### [WHAT THE EXERCISE ASKS]
Go through the data below and copy it exactly, skipping every picture.

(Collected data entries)
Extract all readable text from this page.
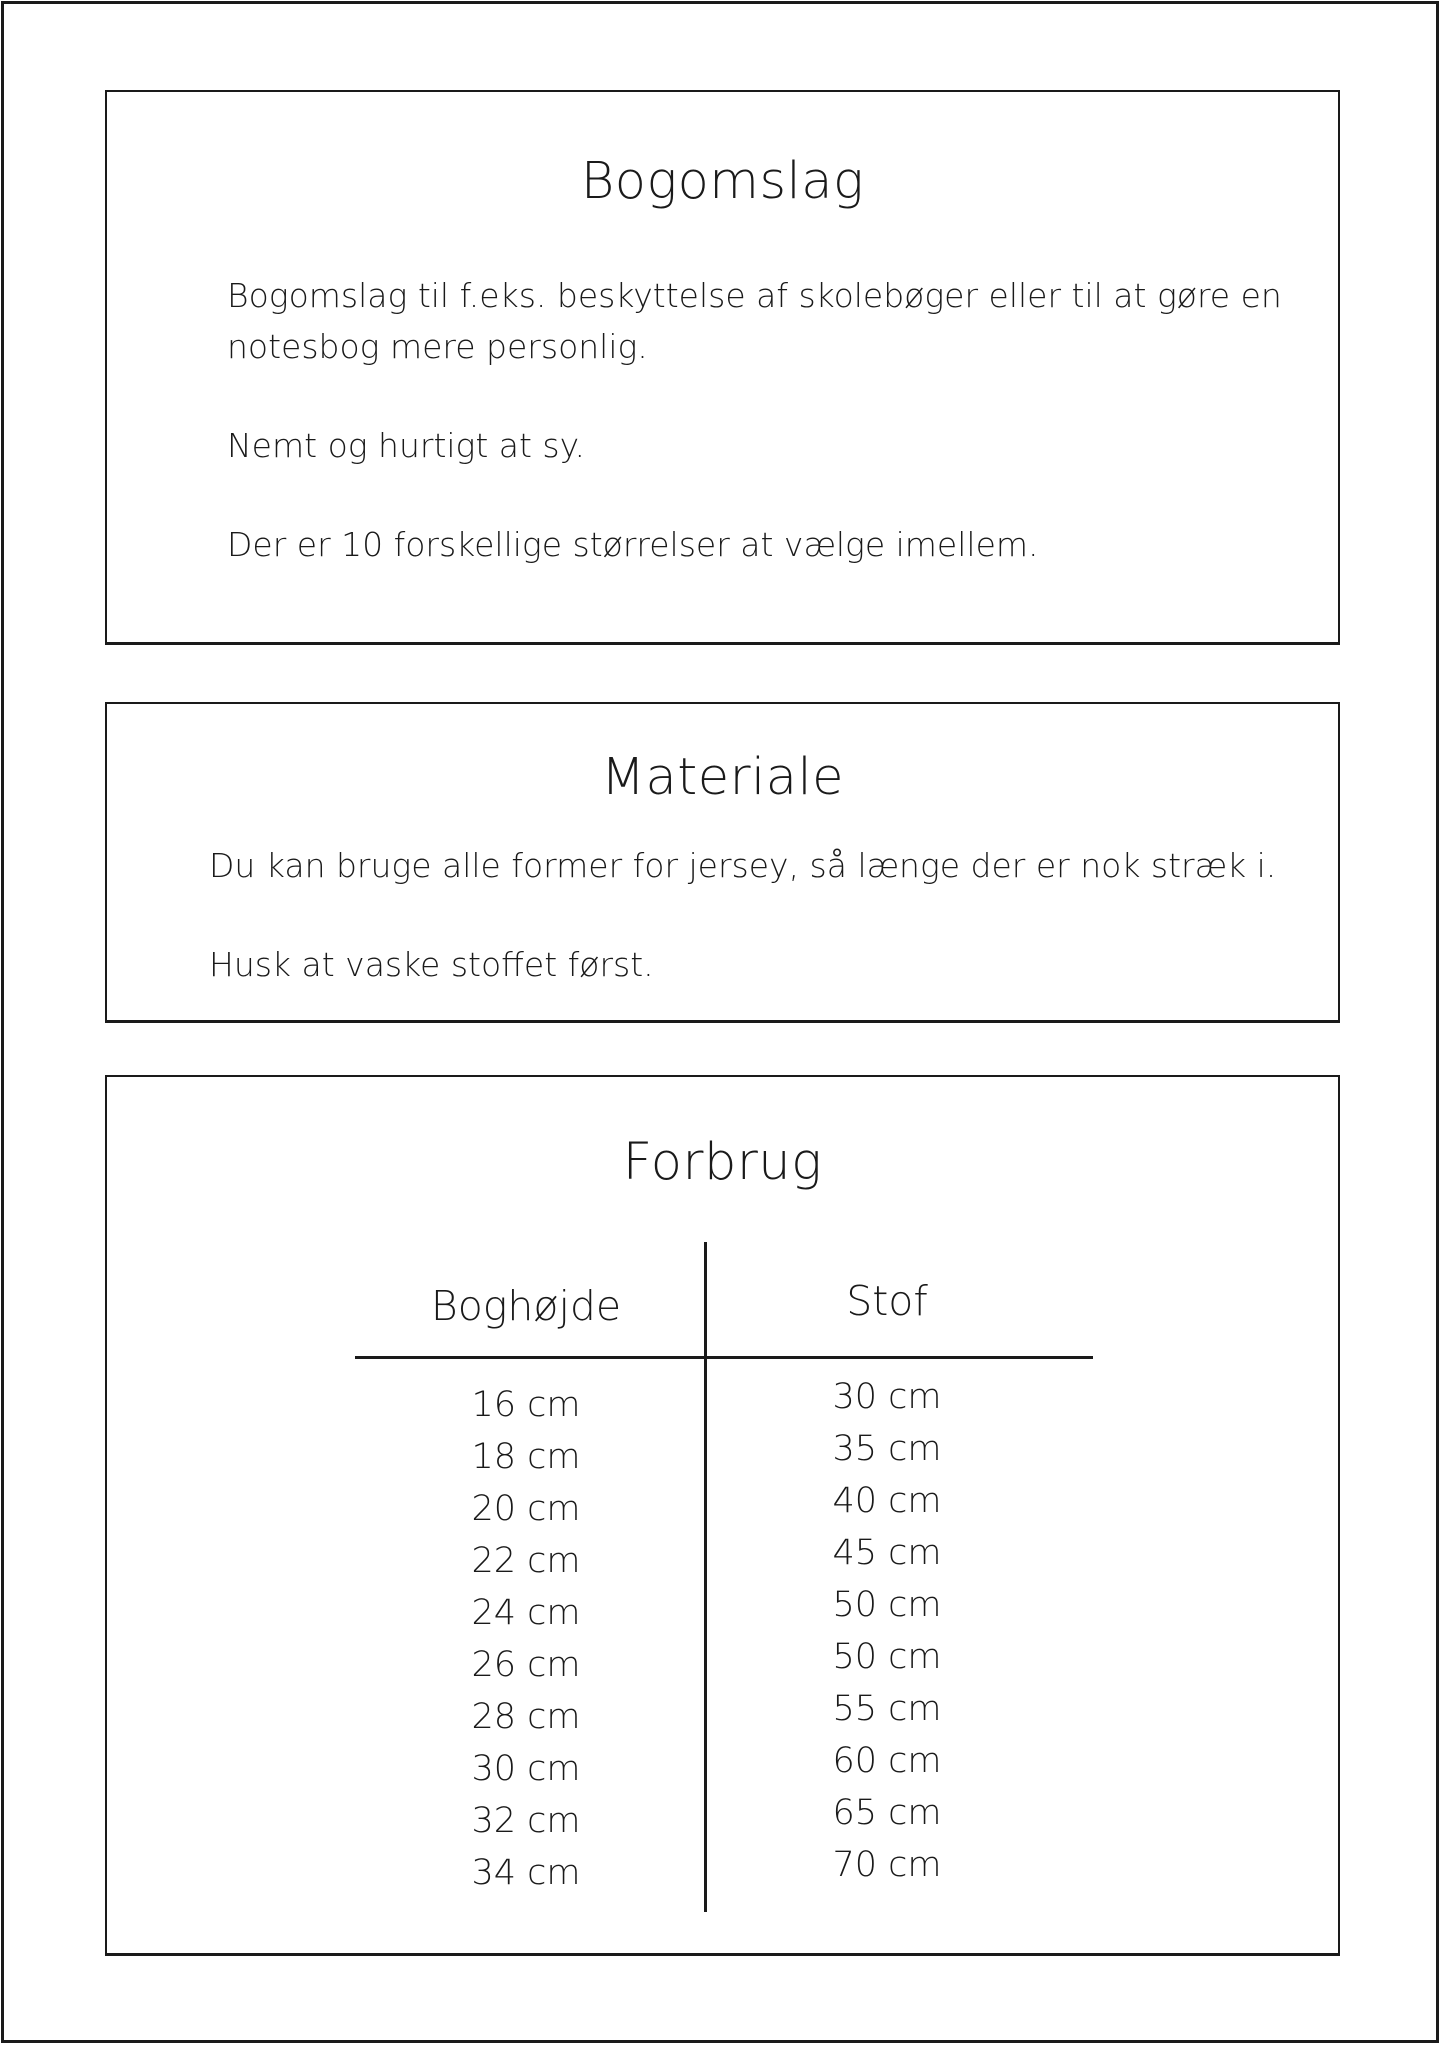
Bogomslag

Bogomslag til f.eks. beskyttelse af skolebøger eller til at gøre en notesbog mere personlig.

Nemt og hurtigt at sy.

Der er 10 forskellige størrelser at vælge imellem.

Materiale

Du kan bruge alle former for jersey, så længe der er nok stræk i.

Husk at vaske stoffet først.

Forbrug
Boghøjde	Stof
16 cm
18 cm
20 cm
22 cm
24 cm
26 cm
28 cm
30 cm
32 cm
34 cm
30 cm
35 cm
40 cm
45 cm
50 cm
50 cm
55 cm
60 cm
65 cm
70 cm
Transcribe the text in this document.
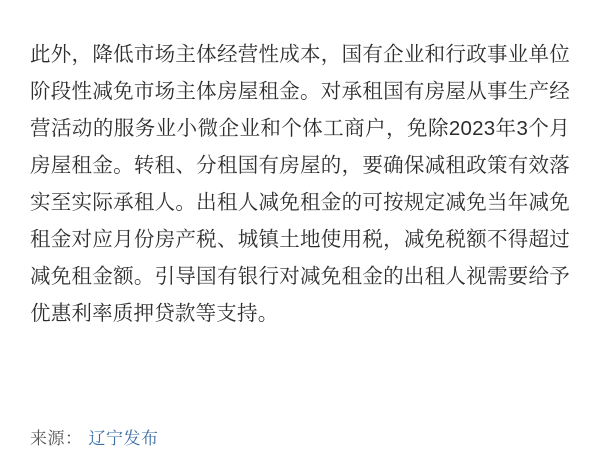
此外，降低市场主体经营性成本，国有企业和行政事业单位阶段性减免市场主体房屋租金。对承租国有房屋从事生产经营活动的服务业小微企业和个体工商户，免除2023年3个月房屋租金。转租、分租国有房屋的，要确保减租政策有效落实至实际承租人。出租人减免租金的可按规定减免当年减免租金对应月份房产税、城镇土地使用税，减免税额不得超过减免租金额。引导国有银行对减免租金的出租人视需要给予优惠利率质押贷款等支持。

来源： 辽宁发布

### [RESPONSE FOR THIS EXERCISE]
Extract all readable text from this page.
Bogomslag

Bogomslag til f.eks. beskyttelse af skolebøger eller til at gøre en notesbog mere personlig.

Nemt og hurtigt at sy.

Der er 10 forskellige størrelser at vælge imellem.

Materiale

Du kan bruge alle former for jersey, så længe der er nok stræk i.

Husk at vaske stoffet først.

Forbrug
Boghøjde	Stof
16 cm
18 cm
20 cm
22 cm
24 cm
26 cm
28 cm
30 cm
32 cm
34 cm
30 cm
35 cm
40 cm
45 cm
50 cm
50 cm
55 cm
60 cm
65 cm
70 cm
Transcribe the text in this document.
此外，降低市场主体经营性成本，国有企业和行政事业单位阶段性减免市场主体房屋租金。对承租国有房屋从事生产经营活动的服务业小微企业和个体工商户，免除2023年3个月房屋租金。转租、分租国有房屋的，要确保减租政策有效落实至实际承租人。出租人减免租金的可按规定减免当年减免租金对应月份房产税、城镇土地使用税，减免税额不得超过减免租金额。引导国有银行对减免租金的出租人视需要给予优惠利率质押贷款等支持。

来源： 辽宁发布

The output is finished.